→ Prompt
Your task is to write out the complete listing exactly as it is shown.

→ Source material
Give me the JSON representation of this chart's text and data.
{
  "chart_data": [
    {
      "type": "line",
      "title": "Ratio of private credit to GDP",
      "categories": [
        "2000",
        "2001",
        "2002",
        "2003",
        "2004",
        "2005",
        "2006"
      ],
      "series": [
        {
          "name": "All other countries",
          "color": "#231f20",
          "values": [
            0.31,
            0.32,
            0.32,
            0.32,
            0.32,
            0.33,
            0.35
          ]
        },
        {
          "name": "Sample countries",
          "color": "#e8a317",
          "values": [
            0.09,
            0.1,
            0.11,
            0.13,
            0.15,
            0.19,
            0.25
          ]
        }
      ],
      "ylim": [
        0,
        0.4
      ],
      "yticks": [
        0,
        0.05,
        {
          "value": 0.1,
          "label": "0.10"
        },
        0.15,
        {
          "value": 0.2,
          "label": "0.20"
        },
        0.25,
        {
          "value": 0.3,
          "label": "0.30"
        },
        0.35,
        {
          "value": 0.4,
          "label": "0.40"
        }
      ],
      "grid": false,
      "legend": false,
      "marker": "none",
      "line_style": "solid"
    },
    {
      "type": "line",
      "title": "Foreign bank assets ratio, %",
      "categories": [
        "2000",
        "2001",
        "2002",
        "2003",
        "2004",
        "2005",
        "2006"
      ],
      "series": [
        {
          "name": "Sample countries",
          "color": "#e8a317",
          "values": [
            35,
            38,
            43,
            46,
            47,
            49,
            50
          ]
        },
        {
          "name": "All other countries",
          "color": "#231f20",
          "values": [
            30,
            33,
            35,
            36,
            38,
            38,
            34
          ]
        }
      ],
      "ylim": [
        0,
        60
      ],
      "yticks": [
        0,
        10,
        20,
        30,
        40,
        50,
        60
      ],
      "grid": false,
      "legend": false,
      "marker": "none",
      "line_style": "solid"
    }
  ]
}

→ Written answer
Give me the JSON representation of this chart's text and data.
{
  "chart_data": [
    {
      "type": "line",
      "title": "Ratio of private credit to GDP",
      "categories": [
        "2000",
        "2001",
        "2002",
        "2003",
        "2004",
        "2005",
        "2006"
      ],
      "series": [
        {
          "name": "All other countries",
          "color": "#231f20",
          "values": [
            0.31,
            0.32,
            0.32,
            0.32,
            0.32,
            0.33,
            0.35
          ]
        },
        {
          "name": "Sample countries",
          "color": "#e8a317",
          "values": [
            0.09,
            0.1,
            0.11,
            0.13,
            0.15,
            0.19,
            0.25
          ]
        }
      ],
      "ylim": [
        0,
        0.4
      ],
      "yticks": [
        0,
        0.05,
        {
          "value": 0.1,
          "label": "0.10"
        },
        0.15,
        {
          "value": 0.2,
          "label": "0.20"
        },
        0.25,
        {
          "value": 0.3,
          "label": "0.30"
        },
        0.35,
        {
          "value": 0.4,
          "label": "0.40"
        }
      ],
      "grid": false,
      "legend": false,
      "marker": "none",
      "line_style": "solid"
    },
    {
      "type": "line",
      "title": "Foreign bank assets ratio, %",
      "categories": [
        "2000",
        "2001",
        "2002",
        "2003",
        "2004",
        "2005",
        "2006"
      ],
      "series": [
        {
          "name": "Sample countries",
          "color": "#e8a317",
          "values": [
            35,
            38,
            43,
            46,
            47,
            49,
            50
          ]
        },
        {
          "name": "All other countries",
          "color": "#231f20",
          "values": [
            30,
            33,
            35,
            36,
            38,
            38,
            34
          ]
        }
      ],
      "ylim": [
        0,
        60
      ],
      "yticks": [
        0,
        10,
        20,
        30,
        40,
        50,
        60
      ],
      "grid": false,
      "legend": false,
      "marker": "none",
      "line_style": "solid"
    }
  ]
}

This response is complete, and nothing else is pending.